== Challenge ==
Print out every line, exactly as written.

== Data lines ==
## BEGIN
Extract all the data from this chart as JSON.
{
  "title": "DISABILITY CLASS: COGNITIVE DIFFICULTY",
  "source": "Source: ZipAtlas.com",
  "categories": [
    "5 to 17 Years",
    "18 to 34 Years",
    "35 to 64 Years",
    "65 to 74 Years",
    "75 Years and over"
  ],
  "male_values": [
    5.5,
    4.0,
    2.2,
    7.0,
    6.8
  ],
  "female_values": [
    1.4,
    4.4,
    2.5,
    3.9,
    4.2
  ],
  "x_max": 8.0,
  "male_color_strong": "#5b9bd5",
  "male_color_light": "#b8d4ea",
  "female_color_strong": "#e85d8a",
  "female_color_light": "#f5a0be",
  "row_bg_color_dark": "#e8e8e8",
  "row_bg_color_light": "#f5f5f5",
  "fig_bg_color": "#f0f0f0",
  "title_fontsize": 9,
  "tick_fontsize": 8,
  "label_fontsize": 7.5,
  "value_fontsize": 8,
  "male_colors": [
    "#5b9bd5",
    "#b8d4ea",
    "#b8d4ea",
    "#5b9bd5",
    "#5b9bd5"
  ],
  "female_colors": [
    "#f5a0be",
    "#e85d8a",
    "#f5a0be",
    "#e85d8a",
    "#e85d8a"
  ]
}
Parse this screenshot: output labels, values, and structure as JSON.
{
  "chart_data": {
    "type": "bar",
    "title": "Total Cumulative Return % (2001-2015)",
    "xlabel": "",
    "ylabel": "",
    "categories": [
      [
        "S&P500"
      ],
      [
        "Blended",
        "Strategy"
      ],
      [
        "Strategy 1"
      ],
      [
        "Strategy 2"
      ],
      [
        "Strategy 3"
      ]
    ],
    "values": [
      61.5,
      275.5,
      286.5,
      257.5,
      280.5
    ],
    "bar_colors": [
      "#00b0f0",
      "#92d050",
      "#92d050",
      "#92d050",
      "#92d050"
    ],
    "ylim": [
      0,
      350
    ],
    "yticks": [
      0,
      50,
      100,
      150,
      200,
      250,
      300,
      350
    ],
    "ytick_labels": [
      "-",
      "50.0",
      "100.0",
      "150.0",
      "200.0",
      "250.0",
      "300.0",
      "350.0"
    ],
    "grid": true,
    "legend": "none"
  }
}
## END
== Result of this task ==
Extract all the data from this chart as JSON.
{
  "title": "DISABILITY CLASS: COGNITIVE DIFFICULTY",
  "source": "Source: ZipAtlas.com",
  "categories": [
    "5 to 17 Years",
    "18 to 34 Years",
    "35 to 64 Years",
    "65 to 74 Years",
    "75 Years and over"
  ],
  "male_values": [
    5.5,
    4.0,
    2.2,
    7.0,
    6.8
  ],
  "female_values": [
    1.4,
    4.4,
    2.5,
    3.9,
    4.2
  ],
  "x_max": 8.0,
  "male_color_strong": "#5b9bd5",
  "male_color_light": "#b8d4ea",
  "female_color_strong": "#e85d8a",
  "female_color_light": "#f5a0be",
  "row_bg_color_dark": "#e8e8e8",
  "row_bg_color_light": "#f5f5f5",
  "fig_bg_color": "#f0f0f0",
  "title_fontsize": 9,
  "tick_fontsize": 8,
  "label_fontsize": 7.5,
  "value_fontsize": 8,
  "male_colors": [
    "#5b9bd5",
    "#b8d4ea",
    "#b8d4ea",
    "#5b9bd5",
    "#5b9bd5"
  ],
  "female_colors": [
    "#f5a0be",
    "#e85d8a",
    "#f5a0be",
    "#e85d8a",
    "#e85d8a"
  ]
}
Parse this screenshot: output labels, values, and structure as JSON.
{
  "chart_data": {
    "type": "bar",
    "title": "Total Cumulative Return % (2001-2015)",
    "xlabel": "",
    "ylabel": "",
    "categories": [
      [
        "S&P500"
      ],
      [
        "Blended",
        "Strategy"
      ],
      [
        "Strategy 1"
      ],
      [
        "Strategy 2"
      ],
      [
        "Strategy 3"
      ]
    ],
    "values": [
      61.5,
      275.5,
      286.5,
      257.5,
      280.5
    ],
    "bar_colors": [
      "#00b0f0",
      "#92d050",
      "#92d050",
      "#92d050",
      "#92d050"
    ],
    "ylim": [
      0,
      350
    ],
    "yticks": [
      0,
      50,
      100,
      150,
      200,
      250,
      300,
      350
    ],
    "ytick_labels": [
      "-",
      "50.0",
      "100.0",
      "150.0",
      "200.0",
      "250.0",
      "300.0",
      "350.0"
    ],
    "grid": true,
    "legend": "none"
  }
}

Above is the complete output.